The records below are to be quoted in full; please keep every word exact.
↓↓↓
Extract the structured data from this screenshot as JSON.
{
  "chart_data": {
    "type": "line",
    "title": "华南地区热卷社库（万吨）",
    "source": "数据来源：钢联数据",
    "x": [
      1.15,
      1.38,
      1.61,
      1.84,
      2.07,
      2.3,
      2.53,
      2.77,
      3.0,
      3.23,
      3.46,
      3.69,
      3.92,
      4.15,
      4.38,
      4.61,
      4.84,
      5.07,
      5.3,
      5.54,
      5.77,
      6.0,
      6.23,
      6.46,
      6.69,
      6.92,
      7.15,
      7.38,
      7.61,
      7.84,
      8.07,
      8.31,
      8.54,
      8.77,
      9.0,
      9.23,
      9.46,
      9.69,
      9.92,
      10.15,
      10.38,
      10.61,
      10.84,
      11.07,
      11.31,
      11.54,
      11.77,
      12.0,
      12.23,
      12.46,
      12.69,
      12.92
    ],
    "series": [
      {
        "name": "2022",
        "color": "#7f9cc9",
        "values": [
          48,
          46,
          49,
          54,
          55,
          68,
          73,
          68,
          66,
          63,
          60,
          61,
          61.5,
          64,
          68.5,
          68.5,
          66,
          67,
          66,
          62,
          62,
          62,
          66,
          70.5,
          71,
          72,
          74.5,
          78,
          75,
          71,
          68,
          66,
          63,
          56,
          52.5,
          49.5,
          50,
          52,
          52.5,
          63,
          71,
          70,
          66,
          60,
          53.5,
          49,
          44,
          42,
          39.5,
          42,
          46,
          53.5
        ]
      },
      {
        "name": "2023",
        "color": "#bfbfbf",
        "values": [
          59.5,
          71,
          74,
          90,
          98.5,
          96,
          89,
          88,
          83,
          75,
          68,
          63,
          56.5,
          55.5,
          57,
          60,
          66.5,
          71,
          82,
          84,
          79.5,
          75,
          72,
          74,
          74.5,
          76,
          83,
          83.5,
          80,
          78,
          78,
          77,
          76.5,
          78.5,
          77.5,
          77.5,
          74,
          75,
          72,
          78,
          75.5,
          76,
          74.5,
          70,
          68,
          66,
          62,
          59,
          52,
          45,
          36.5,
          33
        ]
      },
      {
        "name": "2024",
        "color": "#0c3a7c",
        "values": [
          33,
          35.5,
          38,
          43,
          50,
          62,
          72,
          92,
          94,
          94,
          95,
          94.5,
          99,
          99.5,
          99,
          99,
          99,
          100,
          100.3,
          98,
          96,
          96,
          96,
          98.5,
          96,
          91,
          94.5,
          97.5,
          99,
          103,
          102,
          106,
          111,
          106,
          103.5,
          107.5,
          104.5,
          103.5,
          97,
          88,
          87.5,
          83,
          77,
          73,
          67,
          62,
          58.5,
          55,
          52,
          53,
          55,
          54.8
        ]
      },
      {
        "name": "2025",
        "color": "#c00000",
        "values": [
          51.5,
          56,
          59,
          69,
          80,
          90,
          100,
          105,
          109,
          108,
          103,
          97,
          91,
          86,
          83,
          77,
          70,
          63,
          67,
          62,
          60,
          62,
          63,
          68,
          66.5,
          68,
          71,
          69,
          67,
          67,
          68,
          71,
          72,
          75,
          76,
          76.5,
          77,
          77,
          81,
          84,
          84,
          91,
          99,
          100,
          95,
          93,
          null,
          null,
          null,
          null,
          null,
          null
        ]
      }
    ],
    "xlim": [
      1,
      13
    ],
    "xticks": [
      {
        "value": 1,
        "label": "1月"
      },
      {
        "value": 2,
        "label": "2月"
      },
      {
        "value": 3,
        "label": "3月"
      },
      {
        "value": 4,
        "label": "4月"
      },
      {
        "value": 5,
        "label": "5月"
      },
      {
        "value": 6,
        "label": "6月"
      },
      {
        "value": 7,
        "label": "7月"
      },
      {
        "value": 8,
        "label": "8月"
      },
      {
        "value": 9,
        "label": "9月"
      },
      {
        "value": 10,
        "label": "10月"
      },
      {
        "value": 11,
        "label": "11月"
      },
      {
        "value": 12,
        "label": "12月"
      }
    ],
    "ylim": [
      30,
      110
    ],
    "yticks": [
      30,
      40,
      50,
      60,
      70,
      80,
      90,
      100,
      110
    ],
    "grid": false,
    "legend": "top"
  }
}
↑↑↑
• Written solution:
Extract the structured data from this screenshot as JSON.
{
  "chart_data": {
    "type": "line",
    "title": "华南地区热卷社库（万吨）",
    "source": "数据来源：钢联数据",
    "x": [
      1.15,
      1.38,
      1.61,
      1.84,
      2.07,
      2.3,
      2.53,
      2.77,
      3.0,
      3.23,
      3.46,
      3.69,
      3.92,
      4.15,
      4.38,
      4.61,
      4.84,
      5.07,
      5.3,
      5.54,
      5.77,
      6.0,
      6.23,
      6.46,
      6.69,
      6.92,
      7.15,
      7.38,
      7.61,
      7.84,
      8.07,
      8.31,
      8.54,
      8.77,
      9.0,
      9.23,
      9.46,
      9.69,
      9.92,
      10.15,
      10.38,
      10.61,
      10.84,
      11.07,
      11.31,
      11.54,
      11.77,
      12.0,
      12.23,
      12.46,
      12.69,
      12.92
    ],
    "series": [
      {
        "name": "2022",
        "color": "#7f9cc9",
        "values": [
          48,
          46,
          49,
          54,
          55,
          68,
          73,
          68,
          66,
          63,
          60,
          61,
          61.5,
          64,
          68.5,
          68.5,
          66,
          67,
          66,
          62,
          62,
          62,
          66,
          70.5,
          71,
          72,
          74.5,
          78,
          75,
          71,
          68,
          66,
          63,
          56,
          52.5,
          49.5,
          50,
          52,
          52.5,
          63,
          71,
          70,
          66,
          60,
          53.5,
          49,
          44,
          42,
          39.5,
          42,
          46,
          53.5
        ]
      },
      {
        "name": "2023",
        "color": "#bfbfbf",
        "values": [
          59.5,
          71,
          74,
          90,
          98.5,
          96,
          89,
          88,
          83,
          75,
          68,
          63,
          56.5,
          55.5,
          57,
          60,
          66.5,
          71,
          82,
          84,
          79.5,
          75,
          72,
          74,
          74.5,
          76,
          83,
          83.5,
          80,
          78,
          78,
          77,
          76.5,
          78.5,
          77.5,
          77.5,
          74,
          75,
          72,
          78,
          75.5,
          76,
          74.5,
          70,
          68,
          66,
          62,
          59,
          52,
          45,
          36.5,
          33
        ]
      },
      {
        "name": "2024",
        "color": "#0c3a7c",
        "values": [
          33,
          35.5,
          38,
          43,
          50,
          62,
          72,
          92,
          94,
          94,
          95,
          94.5,
          99,
          99.5,
          99,
          99,
          99,
          100,
          100.3,
          98,
          96,
          96,
          96,
          98.5,
          96,
          91,
          94.5,
          97.5,
          99,
          103,
          102,
          106,
          111,
          106,
          103.5,
          107.5,
          104.5,
          103.5,
          97,
          88,
          87.5,
          83,
          77,
          73,
          67,
          62,
          58.5,
          55,
          52,
          53,
          55,
          54.8
        ]
      },
      {
        "name": "2025",
        "color": "#c00000",
        "values": [
          51.5,
          56,
          59,
          69,
          80,
          90,
          100,
          105,
          109,
          108,
          103,
          97,
          91,
          86,
          83,
          77,
          70,
          63,
          67,
          62,
          60,
          62,
          63,
          68,
          66.5,
          68,
          71,
          69,
          67,
          67,
          68,
          71,
          72,
          75,
          76,
          76.5,
          77,
          77,
          81,
          84,
          84,
          91,
          99,
          100,
          95,
          93,
          null,
          null,
          null,
          null,
          null,
          null
        ]
      }
    ],
    "xlim": [
      1,
      13
    ],
    "xticks": [
      {
        "value": 1,
        "label": "1月"
      },
      {
        "value": 2,
        "label": "2月"
      },
      {
        "value": 3,
        "label": "3月"
      },
      {
        "value": 4,
        "label": "4月"
      },
      {
        "value": 5,
        "label": "5月"
      },
      {
        "value": 6,
        "label": "6月"
      },
      {
        "value": 7,
        "label": "7月"
      },
      {
        "value": 8,
        "label": "8月"
      },
      {
        "value": 9,
        "label": "9月"
      },
      {
        "value": 10,
        "label": "10月"
      },
      {
        "value": 11,
        "label": "11月"
      },
      {
        "value": 12,
        "label": "12月"
      }
    ],
    "ylim": [
      30,
      110
    ],
    "yticks": [
      30,
      40,
      50,
      60,
      70,
      80,
      90,
      100,
      110
    ],
    "grid": false,
    "legend": "top"
  }
}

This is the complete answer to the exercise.